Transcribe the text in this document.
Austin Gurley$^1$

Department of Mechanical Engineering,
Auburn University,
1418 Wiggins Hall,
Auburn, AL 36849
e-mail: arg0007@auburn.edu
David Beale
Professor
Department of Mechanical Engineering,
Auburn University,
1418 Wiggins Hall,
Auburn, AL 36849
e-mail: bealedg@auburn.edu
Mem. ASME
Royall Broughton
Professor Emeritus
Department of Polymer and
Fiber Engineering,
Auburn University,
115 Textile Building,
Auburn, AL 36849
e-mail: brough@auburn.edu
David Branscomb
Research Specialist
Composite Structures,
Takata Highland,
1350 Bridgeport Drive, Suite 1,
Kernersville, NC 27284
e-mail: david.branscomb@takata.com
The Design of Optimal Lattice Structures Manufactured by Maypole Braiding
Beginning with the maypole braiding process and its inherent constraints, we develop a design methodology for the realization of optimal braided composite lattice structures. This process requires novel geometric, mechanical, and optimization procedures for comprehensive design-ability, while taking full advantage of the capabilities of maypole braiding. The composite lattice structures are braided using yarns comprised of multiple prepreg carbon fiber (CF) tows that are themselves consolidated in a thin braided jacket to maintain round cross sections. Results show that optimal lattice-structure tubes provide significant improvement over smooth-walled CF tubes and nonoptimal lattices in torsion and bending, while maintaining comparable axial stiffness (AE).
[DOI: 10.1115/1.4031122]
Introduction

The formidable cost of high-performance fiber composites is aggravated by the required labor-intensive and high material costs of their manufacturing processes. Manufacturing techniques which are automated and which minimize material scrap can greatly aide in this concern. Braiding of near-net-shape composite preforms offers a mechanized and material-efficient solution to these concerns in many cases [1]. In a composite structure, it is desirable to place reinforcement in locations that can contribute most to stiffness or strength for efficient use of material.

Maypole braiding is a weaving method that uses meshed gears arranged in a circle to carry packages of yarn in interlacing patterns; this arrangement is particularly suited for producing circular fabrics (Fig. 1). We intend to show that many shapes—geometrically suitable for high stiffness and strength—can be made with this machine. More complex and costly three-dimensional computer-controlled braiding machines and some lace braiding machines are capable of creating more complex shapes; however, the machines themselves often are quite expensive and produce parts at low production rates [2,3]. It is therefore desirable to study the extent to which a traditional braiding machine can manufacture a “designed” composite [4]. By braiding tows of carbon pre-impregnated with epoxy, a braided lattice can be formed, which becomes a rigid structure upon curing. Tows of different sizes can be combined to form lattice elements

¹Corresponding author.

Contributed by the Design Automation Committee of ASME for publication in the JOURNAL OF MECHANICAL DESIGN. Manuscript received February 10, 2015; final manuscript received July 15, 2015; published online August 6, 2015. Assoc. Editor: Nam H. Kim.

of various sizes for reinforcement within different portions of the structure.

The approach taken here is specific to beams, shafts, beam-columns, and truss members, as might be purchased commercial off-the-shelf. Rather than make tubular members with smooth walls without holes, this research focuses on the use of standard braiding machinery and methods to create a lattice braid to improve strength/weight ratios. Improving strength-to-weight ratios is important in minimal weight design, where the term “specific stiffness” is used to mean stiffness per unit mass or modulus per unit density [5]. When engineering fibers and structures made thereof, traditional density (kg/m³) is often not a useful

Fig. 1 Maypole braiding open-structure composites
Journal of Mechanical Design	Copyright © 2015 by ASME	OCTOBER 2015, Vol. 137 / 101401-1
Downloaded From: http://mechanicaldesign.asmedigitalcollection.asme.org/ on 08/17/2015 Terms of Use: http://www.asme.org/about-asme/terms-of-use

| DESCRIPTION OF THE TASK |
Every line of the records that includes the word "mail" should be gathered.

| CORRECT OUTPUT |
e-mail: arg0007@auburn.edu
e-mail: bealedg@auburn.edu
e-mail: brough@auburn.edu
e-mail: david.branscomb@takata.com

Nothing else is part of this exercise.